### TEXTE À LIRE
Rechercher dans ce blog

lundi, mars 26, 2007

45 - Lundi 26 mars

Lundi 26 mars 2007

J’ai dormi comme pas un loire, mais comme il faut. Jour de départ. Un saut au cyber d’en face. Je salue tout le monde. Me. est au travail. Mi. me devance sur Marseille à 15 heures. Mon Tgv est à 18 H 34.

dimanche, mars 25, 2007

44- Samedi et dimanche

Samedi 24 mars 2007

12 heures, Ma. m’a invité chez un restaurateur à la tête et classe de turc. Nous avons commandé un délicieux plat, dont le nom s’est volatilisé aussitôt sortis. Direction le Salon. Algérie bis repetita. Nous sommes arrivés à l’heure pour la rencontre avec des auteurs nouveaux ou confirmés : Anouar Benmalek, Nadia Sebkhi, Djamel Mati, Fatiha Nesrine, Fayçal Ouaret. Nombreux étaient les spectateurs, intéressés ou curieux.

J’ai pris énormément de notes que malheureusement j’ai égarées. De mémoire : Les interventions furent intéressantes, notamment celles de la poétesse Sebkhi « une simple Algérienne qui ose écrire, qui aime l’Islam médiéval. » Islam médiéval dont elle est à la recherche et qu’elle oppose à l’Islam contemporain. « l’écriture est d’abord universelle » dit-elle.
Sebkhi est venue défendre son « Sous le voile de mon âme », un récit hors temps, hors espace et qui n’est pas autobiographique a-t-elle inutilement insisté. La chute légère de son intervention m’a fait sourire : « Tout va bien en Algérie, la preuve, il y a des défilés de mode ». Léger. Très.

Autre intervention assez captivante, celle de Nesrine, venue pour « La baie aux jeunes filles ». Elle y a tenté a dit l’auteure d’y multiplier les sens, de libérer la parole ; Tous les genres y figurent, poésie, chansons… Dans son roman, le personnage principal , une maman, « refuse de reconduire l’ordre social établi, elle veut participer à un changement social. Elle est rationnelle, courageuse, elle travaille chez elle comme couturière. Pour elle, inscrire sa fille à l’école c’est tout simplement lui permettre l’accès au savoir et pour elle l’accès au savoir c’est une porte qui ouvre sur d’autres portes. »

### LISTE DES TÂCHES
1/ Reproduisez mot pour mot le passage du texte à lire qui commence à "J’ai dormi comme" et se termine à "est à 18 H 34.".
2/ Selon le texte à lire, quel métier exerce chez elle la mère, personnage principal du roman de Nesrine ?

### ENREGISTREMENTS FOURNIS
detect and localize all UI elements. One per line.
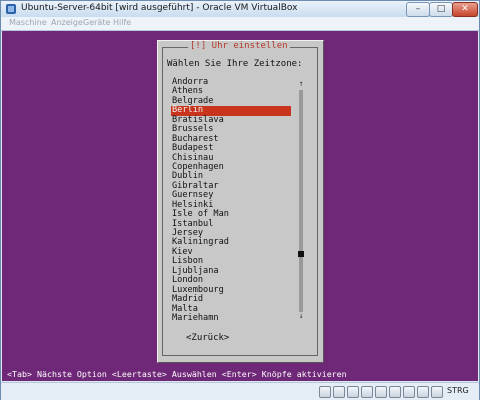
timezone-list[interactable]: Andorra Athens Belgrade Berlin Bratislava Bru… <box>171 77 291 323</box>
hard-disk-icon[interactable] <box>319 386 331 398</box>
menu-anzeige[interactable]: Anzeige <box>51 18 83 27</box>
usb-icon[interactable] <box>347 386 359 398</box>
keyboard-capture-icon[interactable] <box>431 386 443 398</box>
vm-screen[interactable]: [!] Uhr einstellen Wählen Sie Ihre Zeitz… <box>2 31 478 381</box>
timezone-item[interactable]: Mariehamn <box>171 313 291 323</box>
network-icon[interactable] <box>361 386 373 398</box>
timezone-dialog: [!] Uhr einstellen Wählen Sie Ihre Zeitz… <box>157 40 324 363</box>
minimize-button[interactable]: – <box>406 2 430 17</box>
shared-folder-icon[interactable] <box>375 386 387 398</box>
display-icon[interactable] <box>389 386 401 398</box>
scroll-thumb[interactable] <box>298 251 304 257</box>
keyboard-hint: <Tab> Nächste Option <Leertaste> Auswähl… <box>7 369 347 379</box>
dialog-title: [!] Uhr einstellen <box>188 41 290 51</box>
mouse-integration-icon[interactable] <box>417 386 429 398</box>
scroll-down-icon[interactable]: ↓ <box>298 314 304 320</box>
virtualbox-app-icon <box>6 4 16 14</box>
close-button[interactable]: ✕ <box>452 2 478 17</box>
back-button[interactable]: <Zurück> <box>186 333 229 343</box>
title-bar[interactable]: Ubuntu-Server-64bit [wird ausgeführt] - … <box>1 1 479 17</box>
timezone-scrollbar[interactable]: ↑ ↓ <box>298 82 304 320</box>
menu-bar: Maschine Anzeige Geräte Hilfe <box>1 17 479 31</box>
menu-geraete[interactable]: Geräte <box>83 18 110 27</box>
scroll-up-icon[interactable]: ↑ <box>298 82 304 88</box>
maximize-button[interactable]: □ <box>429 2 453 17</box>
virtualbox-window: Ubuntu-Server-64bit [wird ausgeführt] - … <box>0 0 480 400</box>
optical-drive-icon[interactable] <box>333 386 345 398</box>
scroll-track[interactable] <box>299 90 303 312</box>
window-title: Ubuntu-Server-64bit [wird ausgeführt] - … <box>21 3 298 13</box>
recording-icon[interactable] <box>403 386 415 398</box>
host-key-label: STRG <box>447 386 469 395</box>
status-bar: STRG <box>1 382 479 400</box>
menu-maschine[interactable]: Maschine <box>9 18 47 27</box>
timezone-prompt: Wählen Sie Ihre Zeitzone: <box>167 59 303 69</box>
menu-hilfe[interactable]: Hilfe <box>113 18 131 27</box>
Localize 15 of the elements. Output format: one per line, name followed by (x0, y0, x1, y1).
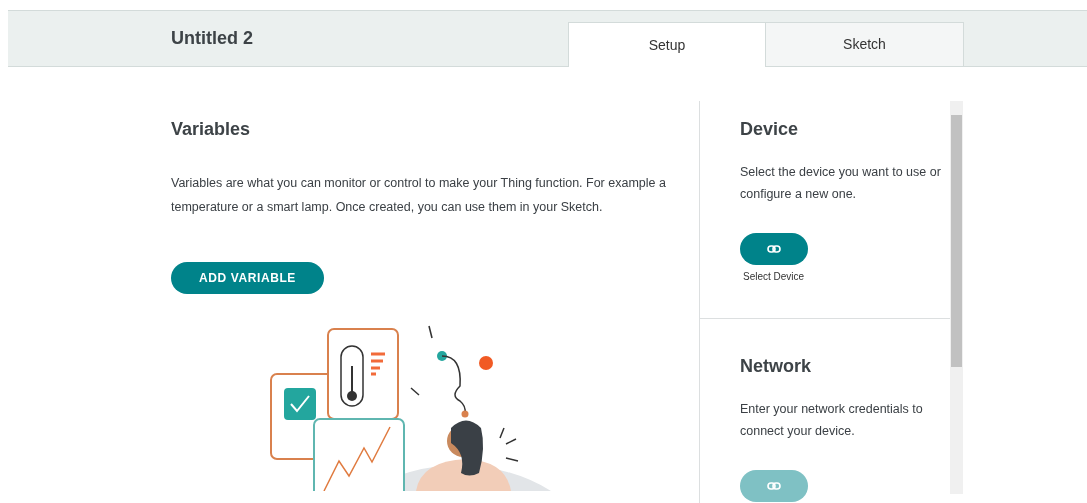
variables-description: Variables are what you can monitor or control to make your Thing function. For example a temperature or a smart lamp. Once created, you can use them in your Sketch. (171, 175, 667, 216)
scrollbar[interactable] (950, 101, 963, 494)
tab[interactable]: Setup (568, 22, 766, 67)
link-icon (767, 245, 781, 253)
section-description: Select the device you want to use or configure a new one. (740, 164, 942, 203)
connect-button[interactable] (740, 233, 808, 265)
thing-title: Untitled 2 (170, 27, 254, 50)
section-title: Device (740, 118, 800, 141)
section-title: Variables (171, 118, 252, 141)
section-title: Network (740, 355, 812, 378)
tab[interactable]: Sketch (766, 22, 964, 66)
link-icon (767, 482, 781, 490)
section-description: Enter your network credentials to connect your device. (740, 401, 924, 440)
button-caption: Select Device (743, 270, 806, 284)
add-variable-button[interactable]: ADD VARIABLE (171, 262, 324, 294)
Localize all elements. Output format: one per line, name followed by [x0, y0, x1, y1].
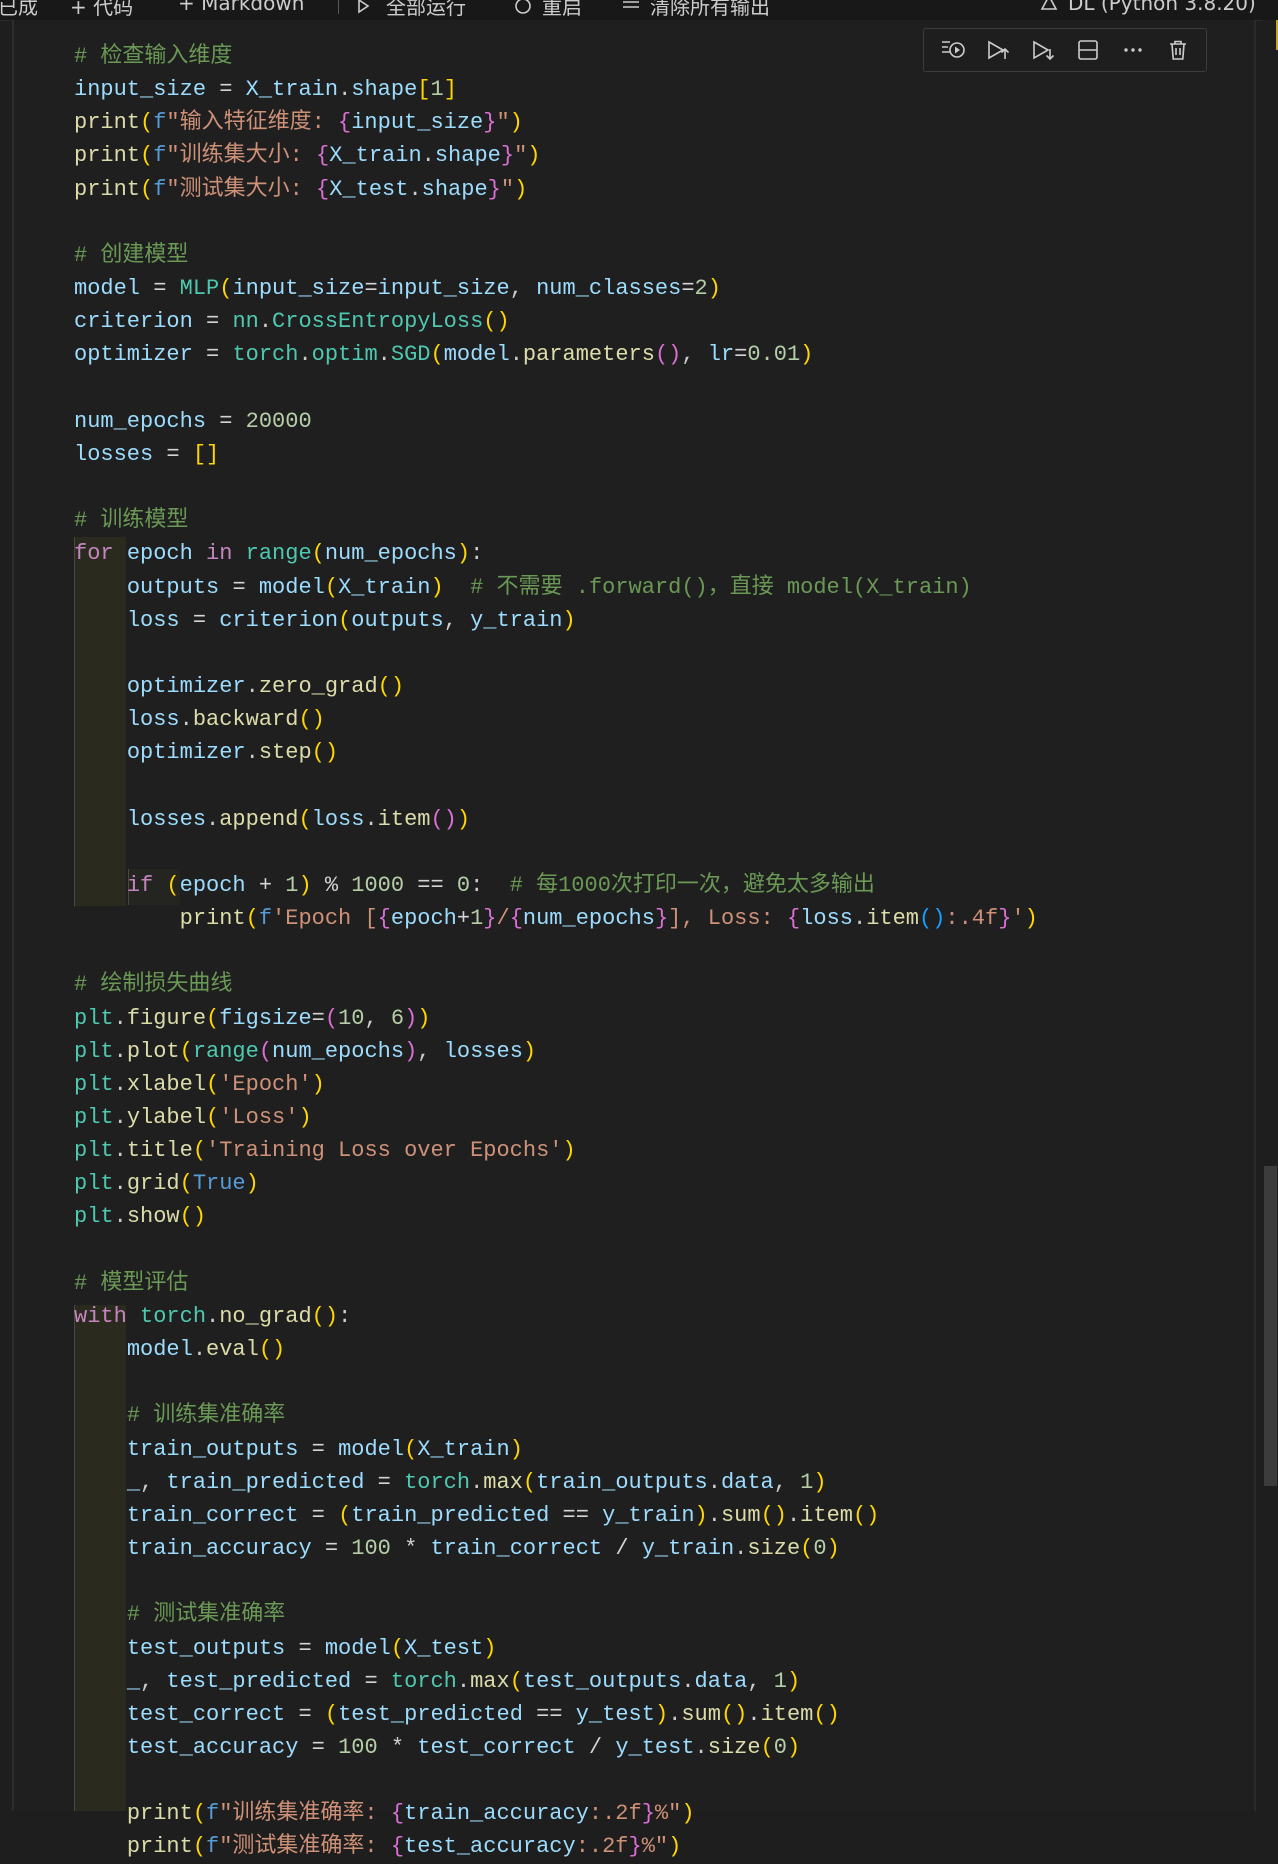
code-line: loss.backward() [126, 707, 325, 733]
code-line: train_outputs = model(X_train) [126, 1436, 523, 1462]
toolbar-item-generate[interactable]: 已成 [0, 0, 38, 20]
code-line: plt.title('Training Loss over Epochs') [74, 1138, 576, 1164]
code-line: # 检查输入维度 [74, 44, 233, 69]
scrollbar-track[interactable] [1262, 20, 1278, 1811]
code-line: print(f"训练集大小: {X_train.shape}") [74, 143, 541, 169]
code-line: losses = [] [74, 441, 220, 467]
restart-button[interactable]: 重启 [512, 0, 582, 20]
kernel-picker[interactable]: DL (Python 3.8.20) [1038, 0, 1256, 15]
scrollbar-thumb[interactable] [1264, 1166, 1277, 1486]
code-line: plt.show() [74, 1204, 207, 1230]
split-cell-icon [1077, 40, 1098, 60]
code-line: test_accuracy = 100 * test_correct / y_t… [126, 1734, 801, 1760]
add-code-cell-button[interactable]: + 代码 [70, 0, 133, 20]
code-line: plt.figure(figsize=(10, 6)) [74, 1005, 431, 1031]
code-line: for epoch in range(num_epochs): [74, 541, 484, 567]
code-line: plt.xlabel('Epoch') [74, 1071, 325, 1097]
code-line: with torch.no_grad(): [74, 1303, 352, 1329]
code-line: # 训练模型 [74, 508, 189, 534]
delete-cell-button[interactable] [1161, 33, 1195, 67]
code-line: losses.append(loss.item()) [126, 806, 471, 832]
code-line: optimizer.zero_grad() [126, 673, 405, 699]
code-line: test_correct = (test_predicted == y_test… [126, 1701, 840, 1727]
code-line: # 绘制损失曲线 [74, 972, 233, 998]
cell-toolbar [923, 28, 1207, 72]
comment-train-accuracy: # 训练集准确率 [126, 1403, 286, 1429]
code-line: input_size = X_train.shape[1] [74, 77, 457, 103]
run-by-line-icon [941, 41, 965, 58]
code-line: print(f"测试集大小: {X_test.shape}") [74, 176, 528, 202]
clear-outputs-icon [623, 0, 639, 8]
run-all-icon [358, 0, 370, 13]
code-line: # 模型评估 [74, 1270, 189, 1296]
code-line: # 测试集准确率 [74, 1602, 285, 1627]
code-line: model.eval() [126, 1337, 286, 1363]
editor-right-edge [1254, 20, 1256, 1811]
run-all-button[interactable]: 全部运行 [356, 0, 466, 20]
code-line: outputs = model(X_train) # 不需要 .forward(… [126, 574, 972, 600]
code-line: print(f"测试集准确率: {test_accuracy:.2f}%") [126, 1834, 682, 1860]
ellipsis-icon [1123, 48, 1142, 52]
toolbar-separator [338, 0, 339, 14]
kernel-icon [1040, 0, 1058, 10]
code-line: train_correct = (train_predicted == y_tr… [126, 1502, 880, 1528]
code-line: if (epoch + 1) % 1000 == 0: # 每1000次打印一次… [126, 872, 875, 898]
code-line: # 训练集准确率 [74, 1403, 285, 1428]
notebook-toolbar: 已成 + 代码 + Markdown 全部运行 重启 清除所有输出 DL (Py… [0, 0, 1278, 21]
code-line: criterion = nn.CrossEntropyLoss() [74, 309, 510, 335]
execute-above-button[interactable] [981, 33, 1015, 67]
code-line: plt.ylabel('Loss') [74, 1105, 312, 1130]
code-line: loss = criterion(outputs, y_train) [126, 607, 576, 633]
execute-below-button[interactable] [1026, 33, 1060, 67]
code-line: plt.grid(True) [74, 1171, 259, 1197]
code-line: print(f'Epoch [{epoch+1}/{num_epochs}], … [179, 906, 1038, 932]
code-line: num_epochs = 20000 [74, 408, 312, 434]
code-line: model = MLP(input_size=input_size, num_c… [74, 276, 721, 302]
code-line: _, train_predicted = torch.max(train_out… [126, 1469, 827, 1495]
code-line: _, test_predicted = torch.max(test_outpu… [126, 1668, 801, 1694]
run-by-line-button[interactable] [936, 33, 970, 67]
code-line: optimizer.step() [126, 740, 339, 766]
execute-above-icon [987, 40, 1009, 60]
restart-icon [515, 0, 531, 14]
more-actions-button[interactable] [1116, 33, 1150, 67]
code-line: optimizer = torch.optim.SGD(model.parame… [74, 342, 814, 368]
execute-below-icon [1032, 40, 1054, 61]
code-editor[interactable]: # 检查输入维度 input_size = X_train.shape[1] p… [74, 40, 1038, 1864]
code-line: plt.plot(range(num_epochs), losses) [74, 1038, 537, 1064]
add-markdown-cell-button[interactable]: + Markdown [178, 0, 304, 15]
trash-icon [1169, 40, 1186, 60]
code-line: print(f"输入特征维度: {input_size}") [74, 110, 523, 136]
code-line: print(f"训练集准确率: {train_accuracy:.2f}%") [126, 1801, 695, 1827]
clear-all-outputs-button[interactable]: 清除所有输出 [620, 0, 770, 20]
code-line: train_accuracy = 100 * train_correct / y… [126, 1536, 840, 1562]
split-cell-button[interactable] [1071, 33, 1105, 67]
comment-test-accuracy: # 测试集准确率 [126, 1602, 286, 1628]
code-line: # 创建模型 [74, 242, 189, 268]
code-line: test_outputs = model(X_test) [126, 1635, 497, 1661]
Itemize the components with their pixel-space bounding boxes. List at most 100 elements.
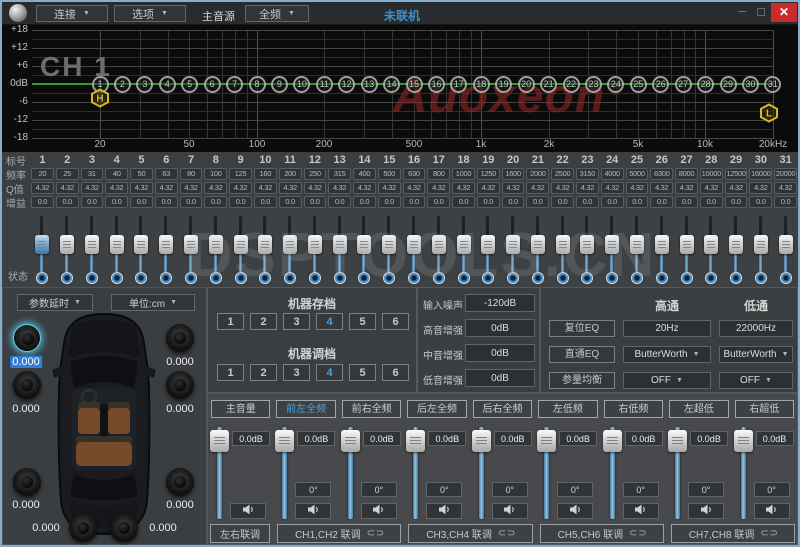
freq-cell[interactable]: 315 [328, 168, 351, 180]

### RÉPONSES PAR TÂCHE
1/
J’ai dormi comme pas un loire, mais comme il faut. Jour de départ. Un saut au cyber d’en face. Je salue tout le monde. Me. est au travail. Mi. me devance sur Marseille à 15 heures. Mon Tgv est à 18 H 34.

2/ Elle travaille chez elle comme couturière.